→ **INSTRUCTIONS FOR THE TASK**
Where does the string "浙江财经大学教授" appear? Copy every line of the entries below that holds it.

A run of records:
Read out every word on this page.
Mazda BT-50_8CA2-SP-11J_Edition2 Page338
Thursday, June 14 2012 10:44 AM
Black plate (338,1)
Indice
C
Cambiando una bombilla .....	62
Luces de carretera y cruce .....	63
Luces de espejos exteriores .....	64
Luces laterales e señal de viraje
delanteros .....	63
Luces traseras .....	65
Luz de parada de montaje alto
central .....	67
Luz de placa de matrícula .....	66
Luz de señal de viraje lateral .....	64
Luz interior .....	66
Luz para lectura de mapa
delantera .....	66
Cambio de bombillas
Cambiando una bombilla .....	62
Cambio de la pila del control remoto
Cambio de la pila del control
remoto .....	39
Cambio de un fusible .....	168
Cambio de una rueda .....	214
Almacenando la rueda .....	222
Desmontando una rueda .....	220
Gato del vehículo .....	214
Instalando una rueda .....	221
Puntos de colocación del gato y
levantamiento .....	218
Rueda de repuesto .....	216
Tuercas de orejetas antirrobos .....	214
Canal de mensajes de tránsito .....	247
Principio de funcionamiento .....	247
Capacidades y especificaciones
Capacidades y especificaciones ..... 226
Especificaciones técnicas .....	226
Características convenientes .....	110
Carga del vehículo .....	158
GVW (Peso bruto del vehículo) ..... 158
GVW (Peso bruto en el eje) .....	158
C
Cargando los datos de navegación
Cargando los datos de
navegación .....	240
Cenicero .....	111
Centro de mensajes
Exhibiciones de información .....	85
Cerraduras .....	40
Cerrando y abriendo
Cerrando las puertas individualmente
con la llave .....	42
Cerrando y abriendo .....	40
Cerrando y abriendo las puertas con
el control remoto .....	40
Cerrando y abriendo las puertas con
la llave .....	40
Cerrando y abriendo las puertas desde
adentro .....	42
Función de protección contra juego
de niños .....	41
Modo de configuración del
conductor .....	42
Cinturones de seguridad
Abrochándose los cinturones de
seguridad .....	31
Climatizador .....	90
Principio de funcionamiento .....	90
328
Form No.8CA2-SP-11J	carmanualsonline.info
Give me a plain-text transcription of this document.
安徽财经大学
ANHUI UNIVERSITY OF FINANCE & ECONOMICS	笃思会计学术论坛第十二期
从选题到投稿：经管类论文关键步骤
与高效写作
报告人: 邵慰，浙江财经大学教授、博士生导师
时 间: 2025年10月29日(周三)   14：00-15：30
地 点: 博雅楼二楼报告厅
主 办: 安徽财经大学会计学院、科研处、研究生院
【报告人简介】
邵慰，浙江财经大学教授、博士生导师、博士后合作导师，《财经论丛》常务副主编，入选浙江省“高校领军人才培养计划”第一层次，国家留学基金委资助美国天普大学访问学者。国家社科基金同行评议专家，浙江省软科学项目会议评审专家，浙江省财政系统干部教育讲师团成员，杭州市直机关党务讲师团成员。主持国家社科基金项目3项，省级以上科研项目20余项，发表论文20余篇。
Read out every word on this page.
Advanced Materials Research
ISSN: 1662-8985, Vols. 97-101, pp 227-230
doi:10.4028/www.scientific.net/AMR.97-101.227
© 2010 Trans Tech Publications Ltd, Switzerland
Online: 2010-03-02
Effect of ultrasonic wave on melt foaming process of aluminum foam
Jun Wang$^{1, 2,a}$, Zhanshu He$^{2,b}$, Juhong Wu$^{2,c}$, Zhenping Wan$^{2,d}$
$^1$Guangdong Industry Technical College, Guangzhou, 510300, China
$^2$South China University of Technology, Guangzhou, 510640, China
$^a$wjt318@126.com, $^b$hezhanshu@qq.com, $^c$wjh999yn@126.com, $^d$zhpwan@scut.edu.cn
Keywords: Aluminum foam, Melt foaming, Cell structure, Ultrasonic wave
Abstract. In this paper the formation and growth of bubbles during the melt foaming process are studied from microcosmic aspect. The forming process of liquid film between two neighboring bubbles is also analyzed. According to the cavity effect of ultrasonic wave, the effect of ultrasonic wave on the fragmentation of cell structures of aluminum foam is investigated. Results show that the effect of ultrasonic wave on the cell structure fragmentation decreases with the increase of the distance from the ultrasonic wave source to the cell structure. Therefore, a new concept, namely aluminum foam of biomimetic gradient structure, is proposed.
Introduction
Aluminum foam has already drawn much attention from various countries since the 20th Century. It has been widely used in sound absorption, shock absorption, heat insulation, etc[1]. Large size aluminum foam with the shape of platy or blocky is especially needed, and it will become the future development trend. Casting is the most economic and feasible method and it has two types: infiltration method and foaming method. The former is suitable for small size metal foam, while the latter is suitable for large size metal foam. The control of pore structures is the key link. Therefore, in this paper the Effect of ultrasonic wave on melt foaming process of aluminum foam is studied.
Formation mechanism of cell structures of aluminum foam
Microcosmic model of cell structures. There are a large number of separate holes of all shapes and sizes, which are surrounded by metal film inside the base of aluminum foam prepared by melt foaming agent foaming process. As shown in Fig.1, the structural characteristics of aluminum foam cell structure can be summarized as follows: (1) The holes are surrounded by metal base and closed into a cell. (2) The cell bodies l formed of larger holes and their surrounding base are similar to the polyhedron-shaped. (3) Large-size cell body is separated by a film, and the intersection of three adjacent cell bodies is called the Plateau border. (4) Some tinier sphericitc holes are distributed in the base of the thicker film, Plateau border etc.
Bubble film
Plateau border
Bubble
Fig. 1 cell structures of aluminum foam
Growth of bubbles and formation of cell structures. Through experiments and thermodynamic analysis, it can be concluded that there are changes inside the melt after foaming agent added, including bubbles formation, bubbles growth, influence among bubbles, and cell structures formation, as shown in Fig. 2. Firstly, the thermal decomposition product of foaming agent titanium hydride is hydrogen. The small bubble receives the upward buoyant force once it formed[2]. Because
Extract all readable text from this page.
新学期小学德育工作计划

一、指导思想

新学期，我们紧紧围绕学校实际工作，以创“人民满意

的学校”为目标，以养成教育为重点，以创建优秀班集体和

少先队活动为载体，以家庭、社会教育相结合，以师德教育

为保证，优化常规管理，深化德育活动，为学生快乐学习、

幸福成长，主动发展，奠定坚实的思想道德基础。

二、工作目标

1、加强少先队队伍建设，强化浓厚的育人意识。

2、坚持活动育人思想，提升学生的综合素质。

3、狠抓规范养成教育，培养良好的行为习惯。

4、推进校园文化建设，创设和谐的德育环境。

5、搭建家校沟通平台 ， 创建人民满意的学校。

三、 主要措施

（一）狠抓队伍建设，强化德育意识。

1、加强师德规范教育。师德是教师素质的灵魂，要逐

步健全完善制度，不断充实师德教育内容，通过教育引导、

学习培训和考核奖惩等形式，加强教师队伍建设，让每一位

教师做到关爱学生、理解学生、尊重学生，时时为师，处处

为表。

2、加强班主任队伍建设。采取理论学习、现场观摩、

→ **RESULT**
报告人: 邵慰，浙江财经大学教授、博士生导师
邵慰，浙江财经大学教授、博士生导师、博士后合作导师，《财经论丛》常务副主编，入选浙江省“高校领军人才培养计划”第一层次，国家留学基金委资助美国天普大学访问学者。国家社科基金同行评议专家，浙江省软科学项目会议评审专家，浙江省财政系统干部教育讲师团成员，杭州市直机关党务讲师团成员。主持国家社科基金项目3项，省级以上科研项目20余项，发表论文20余篇。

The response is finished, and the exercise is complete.